— START —

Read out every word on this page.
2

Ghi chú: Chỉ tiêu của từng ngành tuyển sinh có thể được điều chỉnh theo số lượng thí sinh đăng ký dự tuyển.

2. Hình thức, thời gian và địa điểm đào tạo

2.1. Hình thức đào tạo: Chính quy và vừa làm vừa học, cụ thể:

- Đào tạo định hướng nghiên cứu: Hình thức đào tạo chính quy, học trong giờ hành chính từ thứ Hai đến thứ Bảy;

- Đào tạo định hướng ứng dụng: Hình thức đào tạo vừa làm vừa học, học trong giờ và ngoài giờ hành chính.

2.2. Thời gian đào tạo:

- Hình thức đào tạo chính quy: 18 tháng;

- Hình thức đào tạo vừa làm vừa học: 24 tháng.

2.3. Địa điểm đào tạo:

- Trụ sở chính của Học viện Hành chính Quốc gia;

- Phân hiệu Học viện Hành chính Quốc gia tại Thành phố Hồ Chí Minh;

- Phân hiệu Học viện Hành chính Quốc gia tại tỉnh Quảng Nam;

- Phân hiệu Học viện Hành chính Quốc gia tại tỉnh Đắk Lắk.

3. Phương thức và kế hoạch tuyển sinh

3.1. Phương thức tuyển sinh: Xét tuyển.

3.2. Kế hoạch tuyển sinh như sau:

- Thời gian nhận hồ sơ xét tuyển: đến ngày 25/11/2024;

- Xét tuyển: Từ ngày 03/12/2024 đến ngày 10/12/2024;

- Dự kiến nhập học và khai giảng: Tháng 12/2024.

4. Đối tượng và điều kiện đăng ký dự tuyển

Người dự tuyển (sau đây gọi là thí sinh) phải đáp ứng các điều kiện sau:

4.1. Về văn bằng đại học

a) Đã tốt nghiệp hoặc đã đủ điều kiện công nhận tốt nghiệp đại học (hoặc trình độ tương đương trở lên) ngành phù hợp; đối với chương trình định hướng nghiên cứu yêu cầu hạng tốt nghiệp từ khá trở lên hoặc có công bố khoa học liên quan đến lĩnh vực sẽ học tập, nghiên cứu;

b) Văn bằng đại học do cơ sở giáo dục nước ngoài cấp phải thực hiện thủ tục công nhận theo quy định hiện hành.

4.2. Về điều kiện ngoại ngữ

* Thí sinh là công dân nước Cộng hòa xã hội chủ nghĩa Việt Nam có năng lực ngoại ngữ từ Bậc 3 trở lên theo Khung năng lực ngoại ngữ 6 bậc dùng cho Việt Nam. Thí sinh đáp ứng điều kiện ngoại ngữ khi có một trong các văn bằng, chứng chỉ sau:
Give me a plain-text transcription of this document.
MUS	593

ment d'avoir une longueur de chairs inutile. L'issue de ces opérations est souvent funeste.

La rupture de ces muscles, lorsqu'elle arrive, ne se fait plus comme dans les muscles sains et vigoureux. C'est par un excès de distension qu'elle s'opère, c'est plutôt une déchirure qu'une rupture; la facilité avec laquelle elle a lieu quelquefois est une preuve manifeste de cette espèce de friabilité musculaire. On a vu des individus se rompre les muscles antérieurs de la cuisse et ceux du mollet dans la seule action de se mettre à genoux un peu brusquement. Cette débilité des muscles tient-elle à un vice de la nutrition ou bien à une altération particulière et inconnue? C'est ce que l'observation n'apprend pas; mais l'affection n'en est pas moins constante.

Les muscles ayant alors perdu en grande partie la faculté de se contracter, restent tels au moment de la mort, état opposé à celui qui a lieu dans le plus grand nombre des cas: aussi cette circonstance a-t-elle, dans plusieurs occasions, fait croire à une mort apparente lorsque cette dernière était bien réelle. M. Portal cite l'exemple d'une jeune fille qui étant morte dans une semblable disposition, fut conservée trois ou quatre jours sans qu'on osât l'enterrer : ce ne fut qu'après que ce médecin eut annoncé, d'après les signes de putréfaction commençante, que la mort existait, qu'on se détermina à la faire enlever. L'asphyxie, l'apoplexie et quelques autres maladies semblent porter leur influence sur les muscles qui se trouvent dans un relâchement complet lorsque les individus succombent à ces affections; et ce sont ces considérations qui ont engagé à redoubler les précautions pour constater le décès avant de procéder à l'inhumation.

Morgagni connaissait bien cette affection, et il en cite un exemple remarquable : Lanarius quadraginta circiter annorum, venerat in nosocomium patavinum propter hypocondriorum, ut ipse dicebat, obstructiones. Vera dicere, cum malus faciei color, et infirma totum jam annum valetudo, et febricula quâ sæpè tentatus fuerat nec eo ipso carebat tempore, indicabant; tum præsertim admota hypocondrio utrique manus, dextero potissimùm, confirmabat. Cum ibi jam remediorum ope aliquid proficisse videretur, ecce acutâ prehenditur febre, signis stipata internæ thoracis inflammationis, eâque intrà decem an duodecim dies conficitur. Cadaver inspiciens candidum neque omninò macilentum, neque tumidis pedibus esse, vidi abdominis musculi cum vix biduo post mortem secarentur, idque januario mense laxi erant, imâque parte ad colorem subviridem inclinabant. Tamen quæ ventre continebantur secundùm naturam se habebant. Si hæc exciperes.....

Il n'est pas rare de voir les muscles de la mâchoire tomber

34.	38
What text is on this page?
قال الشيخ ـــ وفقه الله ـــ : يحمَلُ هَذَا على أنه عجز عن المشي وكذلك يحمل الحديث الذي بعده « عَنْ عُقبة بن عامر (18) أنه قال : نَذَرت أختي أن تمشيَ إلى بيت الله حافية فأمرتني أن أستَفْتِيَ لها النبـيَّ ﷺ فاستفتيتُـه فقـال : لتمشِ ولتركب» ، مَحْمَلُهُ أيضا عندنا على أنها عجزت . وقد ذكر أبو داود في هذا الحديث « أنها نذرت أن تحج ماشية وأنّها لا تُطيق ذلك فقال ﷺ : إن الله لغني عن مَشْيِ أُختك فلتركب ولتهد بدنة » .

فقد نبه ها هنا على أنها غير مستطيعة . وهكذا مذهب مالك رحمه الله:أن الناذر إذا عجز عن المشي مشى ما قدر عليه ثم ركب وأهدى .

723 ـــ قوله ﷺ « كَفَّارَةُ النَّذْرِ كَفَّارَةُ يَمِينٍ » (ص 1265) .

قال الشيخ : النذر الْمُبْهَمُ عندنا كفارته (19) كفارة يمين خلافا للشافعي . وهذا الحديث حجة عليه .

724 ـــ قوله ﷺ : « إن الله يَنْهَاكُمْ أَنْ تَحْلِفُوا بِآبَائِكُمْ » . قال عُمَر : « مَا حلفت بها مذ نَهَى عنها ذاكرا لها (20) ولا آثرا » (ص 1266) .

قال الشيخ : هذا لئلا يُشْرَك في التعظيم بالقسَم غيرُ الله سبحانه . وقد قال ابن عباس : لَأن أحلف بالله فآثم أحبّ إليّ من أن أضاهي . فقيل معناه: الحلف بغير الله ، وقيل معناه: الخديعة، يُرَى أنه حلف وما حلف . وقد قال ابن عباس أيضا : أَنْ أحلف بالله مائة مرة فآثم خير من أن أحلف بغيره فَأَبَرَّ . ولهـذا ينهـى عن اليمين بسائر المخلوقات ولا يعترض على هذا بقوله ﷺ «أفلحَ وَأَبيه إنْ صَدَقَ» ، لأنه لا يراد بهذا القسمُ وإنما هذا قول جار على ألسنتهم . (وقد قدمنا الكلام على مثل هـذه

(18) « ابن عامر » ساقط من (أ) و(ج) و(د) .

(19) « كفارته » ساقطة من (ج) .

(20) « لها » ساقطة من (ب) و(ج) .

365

— END —

#### STATED EXERCISE
Write out every entry verbatim.

#### SOLVED EXERCISE
Read out every word on this page.
2

Ghi chú: Chỉ tiêu của từng ngành tuyển sinh có thể được điều chỉnh theo số lượng thí sinh đăng ký dự tuyển.

2. Hình thức, thời gian và địa điểm đào tạo

2.1. Hình thức đào tạo: Chính quy và vừa làm vừa học, cụ thể:

- Đào tạo định hướng nghiên cứu: Hình thức đào tạo chính quy, học trong giờ hành chính từ thứ Hai đến thứ Bảy;

- Đào tạo định hướng ứng dụng: Hình thức đào tạo vừa làm vừa học, học trong giờ và ngoài giờ hành chính.

2.2. Thời gian đào tạo:

- Hình thức đào tạo chính quy: 18 tháng;

- Hình thức đào tạo vừa làm vừa học: 24 tháng.

2.3. Địa điểm đào tạo:

- Trụ sở chính của Học viện Hành chính Quốc gia;

- Phân hiệu Học viện Hành chính Quốc gia tại Thành phố Hồ Chí Minh;

- Phân hiệu Học viện Hành chính Quốc gia tại tỉnh Quảng Nam;

- Phân hiệu Học viện Hành chính Quốc gia tại tỉnh Đắk Lắk.

3. Phương thức và kế hoạch tuyển sinh

3.1. Phương thức tuyển sinh: Xét tuyển.

3.2. Kế hoạch tuyển sinh như sau:

- Thời gian nhận hồ sơ xét tuyển: đến ngày 25/11/2024;

- Xét tuyển: Từ ngày 03/12/2024 đến ngày 10/12/2024;

- Dự kiến nhập học và khai giảng: Tháng 12/2024.

4. Đối tượng và điều kiện đăng ký dự tuyển

Người dự tuyển (sau đây gọi là thí sinh) phải đáp ứng các điều kiện sau:

4.1. Về văn bằng đại học

a) Đã tốt nghiệp hoặc đã đủ điều kiện công nhận tốt nghiệp đại học (hoặc trình độ tương đương trở lên) ngành phù hợp; đối với chương trình định hướng nghiên cứu yêu cầu hạng tốt nghiệp từ khá trở lên hoặc có công bố khoa học liên quan đến lĩnh vực sẽ học tập, nghiên cứu;

b) Văn bằng đại học do cơ sở giáo dục nước ngoài cấp phải thực hiện thủ tục công nhận theo quy định hiện hành.

4.2. Về điều kiện ngoại ngữ

* Thí sinh là công dân nước Cộng hòa xã hội chủ nghĩa Việt Nam có năng lực ngoại ngữ từ Bậc 3 trở lên theo Khung năng lực ngoại ngữ 6 bậc dùng cho Việt Nam. Thí sinh đáp ứng điều kiện ngoại ngữ khi có một trong các văn bằng, chứng chỉ sau:
Give me a plain-text transcription of this document.
MUS	593

ment d'avoir une longueur de chairs inutile. L'issue de ces opérations est souvent funeste.

La rupture de ces muscles, lorsqu'elle arrive, ne se fait plus comme dans les muscles sains et vigoureux. C'est par un excès de distension qu'elle s'opère, c'est plutôt une déchirure qu'une rupture; la facilité avec laquelle elle a lieu quelquefois est une preuve manifeste de cette espèce de friabilité musculaire. On a vu des individus se rompre les muscles antérieurs de la cuisse et ceux du mollet dans la seule action de se mettre à genoux un peu brusquement. Cette débilité des muscles tient-elle à un vice de la nutrition ou bien à une altération particulière et inconnue? C'est ce que l'observation n'apprend pas; mais l'affection n'en est pas moins constante.

Les muscles ayant alors perdu en grande partie la faculté de se contracter, restent tels au moment de la mort, état opposé à celui qui a lieu dans le plus grand nombre des cas: aussi cette circonstance a-t-elle, dans plusieurs occasions, fait croire à une mort apparente lorsque cette dernière était bien réelle. M. Portal cite l'exemple d'une jeune fille qui étant morte dans une semblable disposition, fut conservée trois ou quatre jours sans qu'on osât l'enterrer : ce ne fut qu'après que ce médecin eut annoncé, d'après les signes de putréfaction commençante, que la mort existait, qu'on se détermina à la faire enlever. L'asphyxie, l'apoplexie et quelques autres maladies semblent porter leur influence sur les muscles qui se trouvent dans un relâchement complet lorsque les individus succombent à ces affections; et ce sont ces considérations qui ont engagé à redoubler les précautions pour constater le décès avant de procéder à l'inhumation.

Morgagni connaissait bien cette affection, et il en cite un exemple remarquable : Lanarius quadraginta circiter annorum, venerat in nosocomium patavinum propter hypocondriorum, ut ipse dicebat, obstructiones. Vera dicere, cum malus faciei color, et infirma totum jam annum valetudo, et febricula quâ sæpè tentatus fuerat nec eo ipso carebat tempore, indicabant; tum præsertim admota hypocondrio utrique manus, dextero potissimùm, confirmabat. Cum ibi jam remediorum ope aliquid proficisse videretur, ecce acutâ prehenditur febre, signis stipata internæ thoracis inflammationis, eâque intrà decem an duodecim dies conficitur. Cadaver inspiciens candidum neque omninò macilentum, neque tumidis pedibus esse, vidi abdominis musculi cum vix biduo post mortem secarentur, idque januario mense laxi erant, imâque parte ad colorem subviridem inclinabant. Tamen quæ ventre continebantur secundùm naturam se habebant. Si hæc exciperes.....

Il n'est pas rare de voir les muscles de la mâchoire tomber

34.	38
What text is on this page?
قال الشيخ ـــ وفقه الله ـــ : يحمَلُ هَذَا على أنه عجز عن المشي وكذلك يحمل الحديث الذي بعده « عَنْ عُقبة بن عامر (18) أنه قال : نَذَرت أختي أن تمشيَ إلى بيت الله حافية فأمرتني أن أستَفْتِيَ لها النبـيَّ ﷺ فاستفتيتُـه فقـال : لتمشِ ولتركب» ، مَحْمَلُهُ أيضا عندنا على أنها عجزت . وقد ذكر أبو داود في هذا الحديث « أنها نذرت أن تحج ماشية وأنّها لا تُطيق ذلك فقال ﷺ : إن الله لغني عن مَشْيِ أُختك فلتركب ولتهد بدنة » .

فقد نبه ها هنا على أنها غير مستطيعة . وهكذا مذهب مالك رحمه الله:أن الناذر إذا عجز عن المشي مشى ما قدر عليه ثم ركب وأهدى .

723 ـــ قوله ﷺ « كَفَّارَةُ النَّذْرِ كَفَّارَةُ يَمِينٍ » (ص 1265) .

قال الشيخ : النذر الْمُبْهَمُ عندنا كفارته (19) كفارة يمين خلافا للشافعي . وهذا الحديث حجة عليه .

724 ـــ قوله ﷺ : « إن الله يَنْهَاكُمْ أَنْ تَحْلِفُوا بِآبَائِكُمْ » . قال عُمَر : « مَا حلفت بها مذ نَهَى عنها ذاكرا لها (20) ولا آثرا » (ص 1266) .

قال الشيخ : هذا لئلا يُشْرَك في التعظيم بالقسَم غيرُ الله سبحانه . وقد قال ابن عباس : لَأن أحلف بالله فآثم أحبّ إليّ من أن أضاهي . فقيل معناه: الحلف بغير الله ، وقيل معناه: الخديعة، يُرَى أنه حلف وما حلف . وقد قال ابن عباس أيضا : أَنْ أحلف بالله مائة مرة فآثم خير من أن أحلف بغيره فَأَبَرَّ . ولهـذا ينهـى عن اليمين بسائر المخلوقات ولا يعترض على هذا بقوله ﷺ «أفلحَ وَأَبيه إنْ صَدَقَ» ، لأنه لا يراد بهذا القسمُ وإنما هذا قول جار على ألسنتهم . (وقد قدمنا الكلام على مثل هـذه

(18) « ابن عامر » ساقط من (أ) و(ج) و(د) .

(19) « كفارته » ساقطة من (ج) .

(20) « لها » ساقطة من (ب) و(ج) .

365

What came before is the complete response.